* [What the exercise asks] Skip the pictures. Quote every line below, exactly, from the one with "What text is on this page?" through the final line.

--- START ---

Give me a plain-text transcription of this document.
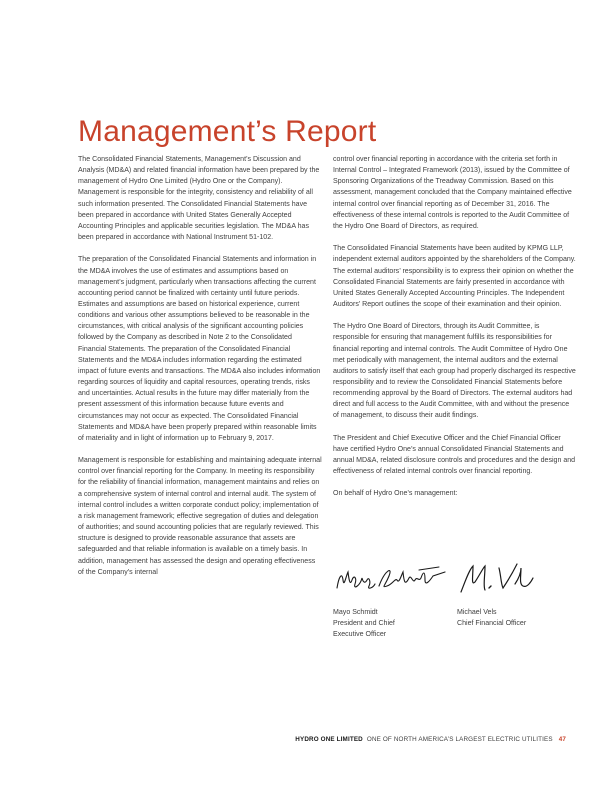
Management’s Report

The Consolidated Financial Statements, Management’s Discussion and Analysis (MD&A) and related financial information have been prepared by the management of Hydro One Limited (Hydro One or the Company). Management is responsible for the integrity, consistency and reliability of all such information presented. The Consolidated Financial Statements have been prepared in accordance with United States Generally Accepted Accounting Principles and applicable securities legislation. The MD&A has been prepared in accordance with National Instrument 51-102.

The preparation of the Consolidated Financial Statements and information in the MD&A involves the use of estimates and assumptions based on management’s judgment, particularly when transactions affecting the current accounting period cannot be finalized with certainty until future periods. Estimates and assumptions are based on historical experience, current conditions and various other assumptions believed to be reasonable in the circumstances, with critical analysis of the significant accounting policies followed by the Company as described in Note 2 to the Consolidated Financial Statements. The preparation of the Consolidated Financial Statements and the MD&A includes information regarding the estimated impact of future events and transactions. The MD&A also includes information regarding sources of liquidity and capital resources, operating trends, risks and uncertainties. Actual results in the future may differ materially from the present assessment of this information because future events and circumstances may not occur as expected. The Consolidated Financial Statements and MD&A have been properly prepared within reasonable limits of materiality and in light of information up to February 9, 2017.

Management is responsible for establishing and maintaining adequate internal control over financial reporting for the Company. In meeting its responsibility for the reliability of financial information, management maintains and relies on a comprehensive system of internal control and internal audit. The system of internal control includes a written corporate conduct policy; implementation of a risk management framework; effective segregation of duties and delegation of authorities; and sound accounting policies that are regularly reviewed. This structure is designed to provide reasonable assurance that assets are safeguarded and that reliable information is available on a timely basis. In addition, management has assessed the design and operating effectiveness of the Company’s internal

control over financial reporting in accordance with the criteria set forth in Internal Control – Integrated Framework (2013), issued by the Committee of Sponsoring Organizations of the Treadway Commission. Based on this assessment, management concluded that the Company maintained effective internal control over financial reporting as of December 31, 2016. The effectiveness of these internal controls is reported to the Audit Committee of the Hydro One Board of Directors, as required.

The Consolidated Financial Statements have been audited by KPMG LLP, independent external auditors appointed by the shareholders of the Company. The external auditors’ responsibility is to express their opinion on whether the Consolidated Financial Statements are fairly presented in accordance with United States Generally Accepted Accounting Principles. The Independent Auditors’ Report outlines the scope of their examination and their opinion.

The Hydro One Board of Directors, through its Audit Committee, is responsible for ensuring that management fulfills its responsibilities for financial reporting and internal controls. The Audit Committee of Hydro One met periodically with management, the internal auditors and the external auditors to satisfy itself that each group had properly discharged its respective responsibility and to review the Consolidated Financial Statements before recommending approval by the Board of Directors. The external auditors had direct and full access to the Audit Committee, with and without the presence of management, to discuss their audit findings.

The President and Chief Executive Officer and the Chief Financial Officer have certified Hydro One’s annual Consolidated Financial Statements and annual MD&A, related disclosure controls and procedures and the design and effectiveness of related internal controls over financial reporting.

On behalf of Hydro One’s management:

Mayo Schmidt
President and Chief
Executive Officer
Michael Vels
Chief Financial Officer
HYDRO ONE LIMITED ONE OF NORTH AMERICA’S LARGEST ELECTRIC UTILITIES 47
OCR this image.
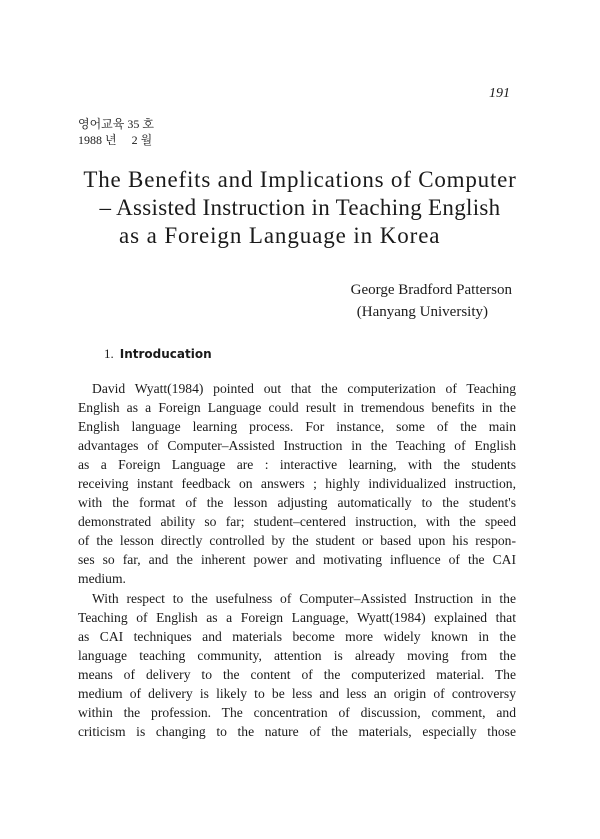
191
영어교육 35 호
1988 년     2 월
The Benefits and Implications of Computer
– Assisted Instruction in Teaching English
as a Foreign Language in Korea
George Bradford Patterson
(Hanyang University)
1. Introducation
David Wyatt(1984) pointed out that the computerization of Teaching
English as a Foreign Language could result in tremendous benefits in the
English language learning process. For instance, some of the main
advantages of Computer–Assisted Instruction in the Teaching of English
as a Foreign Language are : interactive learning, with the students
receiving instant feedback on answers ; highly individualized instruction,
with the format of the lesson adjusting automatically to the student's
demonstrated ability so far; student–centered instruction, with the speed
of the lesson directly controlled by the student or based upon his respon-
ses so far, and the inherent power and motivating influence of the CAI
medium.
With respect to the usefulness of Computer–Assisted Instruction in the
Teaching of English as a Foreign Language, Wyatt(1984) explained that
as CAI techniques and materials become more widely known in the
language teaching community, attention is already moving from the
means of delivery to the content of the computerized material. The
medium of delivery is likely to be less and less an origin of controversy
within the profession. The concentration of discussion, comment, and
criticism is changing to the nature of the materials, especially those
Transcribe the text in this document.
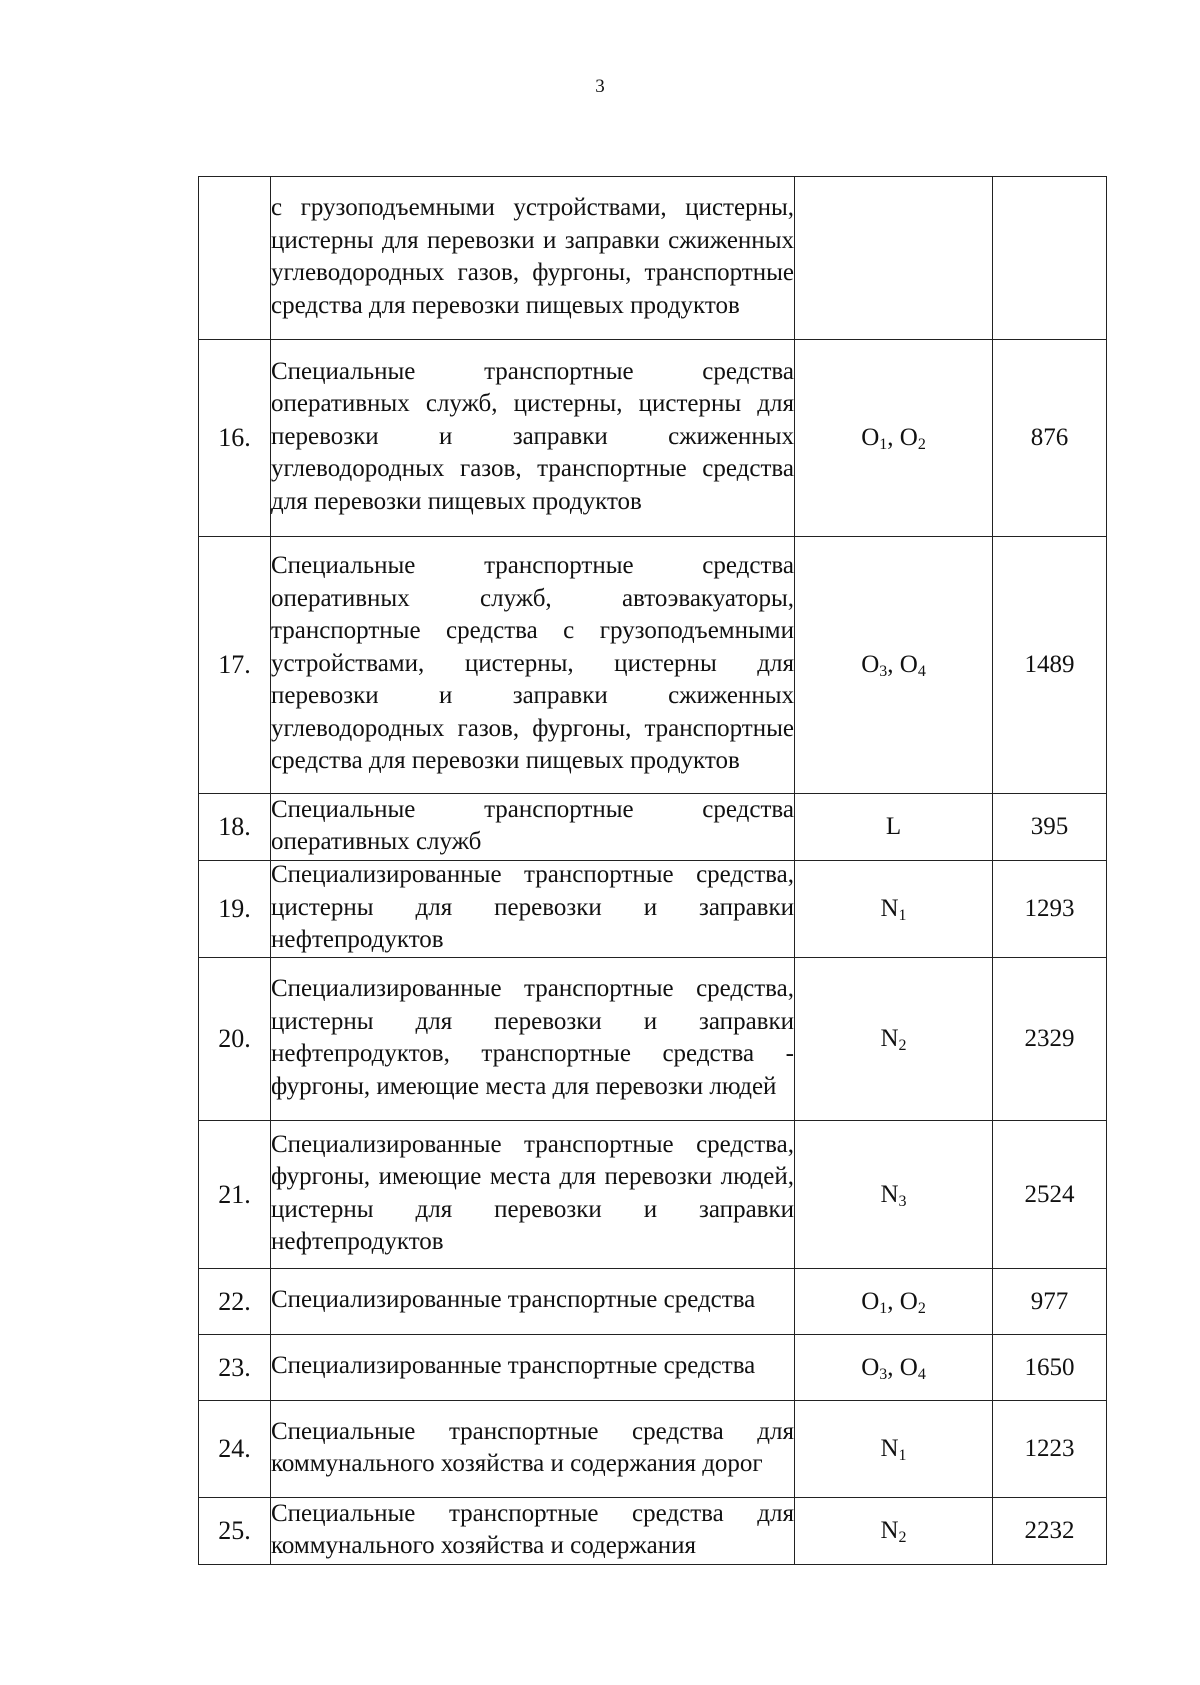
3

	с грузоподъемными устройствами, цистерны, цистерны для перевозки и заправки сжиженных углеводородных газов, фургоны, транспортные средства для перевозки пищевых продуктов		

16.	Специальные транспортные средства оперативных служб, цистерны, цистерны для перевозки и заправки сжиженных углеводородных газов, транспортные средства для перевозки пищевых продуктов	$O_1$, $O_2$	876
17.	Специальные транспортные средства оперативных служб, автоэвакуаторы, транспортные средства с грузоподъемными устройствами, цистерны, цистерны для перевозки и заправки сжиженных углеводородных газов, фургоны, транспортные средства для перевозки пищевых продуктов	$O_3$, $O_4$	1489
18.	Специальные транспортные средства оперативных служб	L	395
19.	Специализированные транспортные средства, цистерны для перевозки и заправки нефтепродуктов	$N_1$	1293
20.	Специализированные транспортные средства, цистерны для перевозки и заправки нефтепродуктов, транспортные средства - фургоны, имеющие места для перевозки людей	$N_2$	2329
21.	Специализированные транспортные средства, фургоны, имеющие места для перевозки людей, цистерны для перевозки и заправки нефтепродуктов	$N_3$	2524
22.	Специализированные транспортные средства	$O_1$, $O_2$	977
23.	Специализированные транспортные средства	$O_3$, $O_4$	1650
24.	Специальные транспортные средства для коммунального хозяйства и содержания дорог	$N_1$	1223
25.	Специальные транспортные средства для коммунального хозяйства и содержания	$N_2$	2232
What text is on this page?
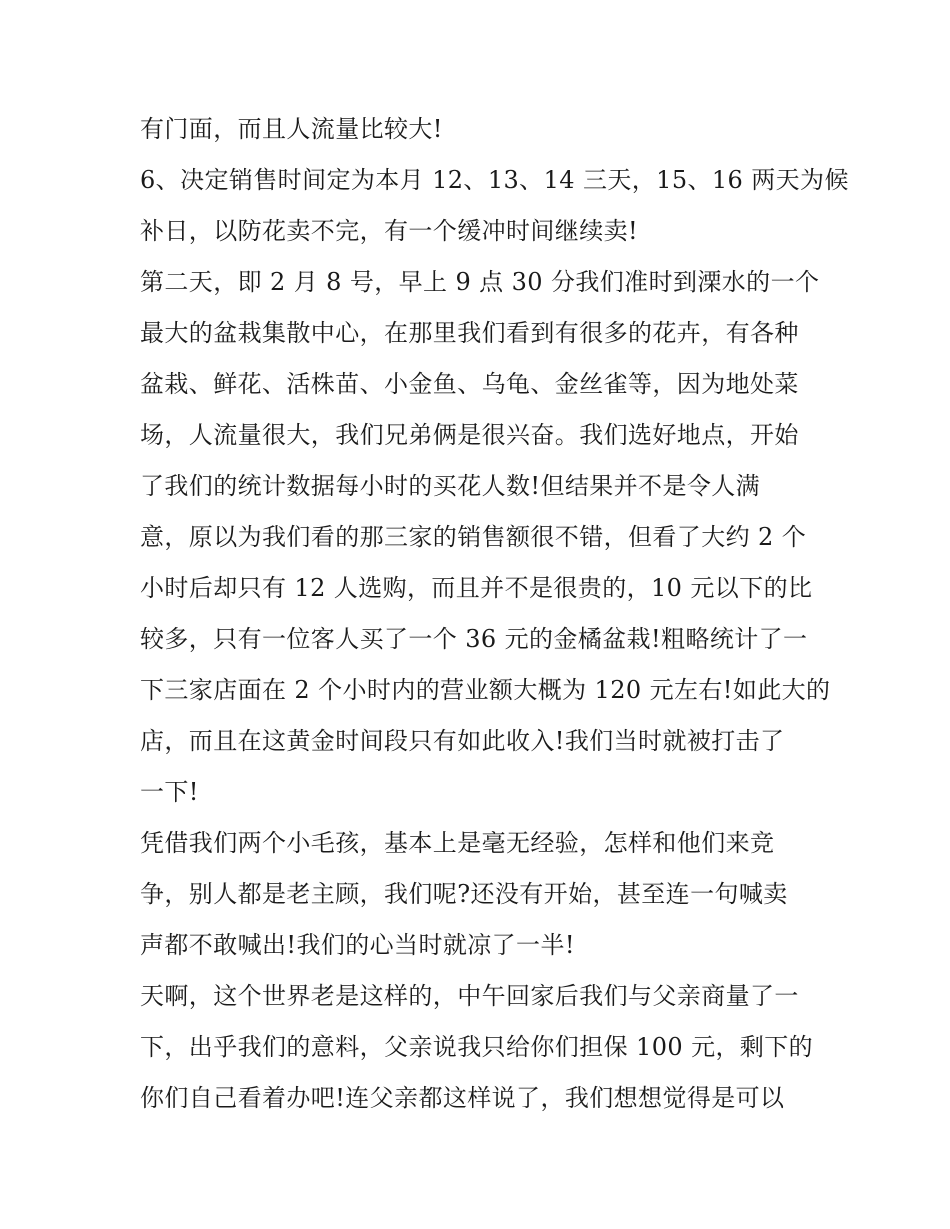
有门面，而且人流量比较大!
6、决定销售时间定为本月 12、13、14 三天，15、16 两天为候
补日，以防花卖不完，有一个缓冲时间继续卖!
第二天，即 2 月 8 号，早上 9 点 30 分我们准时到溧水的一个
最大的盆栽集散中心，在那里我们看到有很多的花卉，有各种
盆栽、鲜花、活株苗、小金鱼、乌龟、金丝雀等，因为地处菜
场，人流量很大，我们兄弟俩是很兴奋。我们选好地点，开始
了我们的统计数据每小时的买花人数!但结果并不是令人满
意，原以为我们看的那三家的销售额很不错，但看了大约 2 个
小时后却只有 12 人选购，而且并不是很贵的，10 元以下的比
较多，只有一位客人买了一个 36 元的金橘盆栽!粗略统计了一
下三家店面在 2 个小时内的营业额大概为 120 元左右!如此大的
店，而且在这黄金时间段只有如此收入!我们当时就被打击了
一下!
凭借我们两个小毛孩，基本上是毫无经验，怎样和他们来竞
争，别人都是老主顾，我们呢?还没有开始，甚至连一句喊卖
声都不敢喊出!我们的心当时就凉了一半!
天啊，这个世界老是这样的，中午回家后我们与父亲商量了一
下，出乎我们的意料，父亲说我只给你们担保 100 元，剩下的
你们自己看着办吧!连父亲都这样说了，我们想想觉得是可以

--- END ---

* [Task output]
What text is on this page?
有门面，而且人流量比较大!
6、决定销售时间定为本月 12、13、14 三天，15、16 两天为候
补日，以防花卖不完，有一个缓冲时间继续卖!
第二天，即 2 月 8 号，早上 9 点 30 分我们准时到溧水的一个
最大的盆栽集散中心，在那里我们看到有很多的花卉，有各种
盆栽、鲜花、活株苗、小金鱼、乌龟、金丝雀等，因为地处菜
场，人流量很大，我们兄弟俩是很兴奋。我们选好地点，开始
了我们的统计数据每小时的买花人数!但结果并不是令人满
意，原以为我们看的那三家的销售额很不错，但看了大约 2 个
小时后却只有 12 人选购，而且并不是很贵的，10 元以下的比
较多，只有一位客人买了一个 36 元的金橘盆栽!粗略统计了一
下三家店面在 2 个小时内的营业额大概为 120 元左右!如此大的
店，而且在这黄金时间段只有如此收入!我们当时就被打击了
一下!
凭借我们两个小毛孩，基本上是毫无经验，怎样和他们来竞
争，别人都是老主顾，我们呢?还没有开始，甚至连一句喊卖
声都不敢喊出!我们的心当时就凉了一半!
天啊，这个世界老是这样的，中午回家后我们与父亲商量了一
下，出乎我们的意料，父亲说我只给你们担保 100 元，剩下的
你们自己看着办吧!连父亲都这样说了，我们想想觉得是可以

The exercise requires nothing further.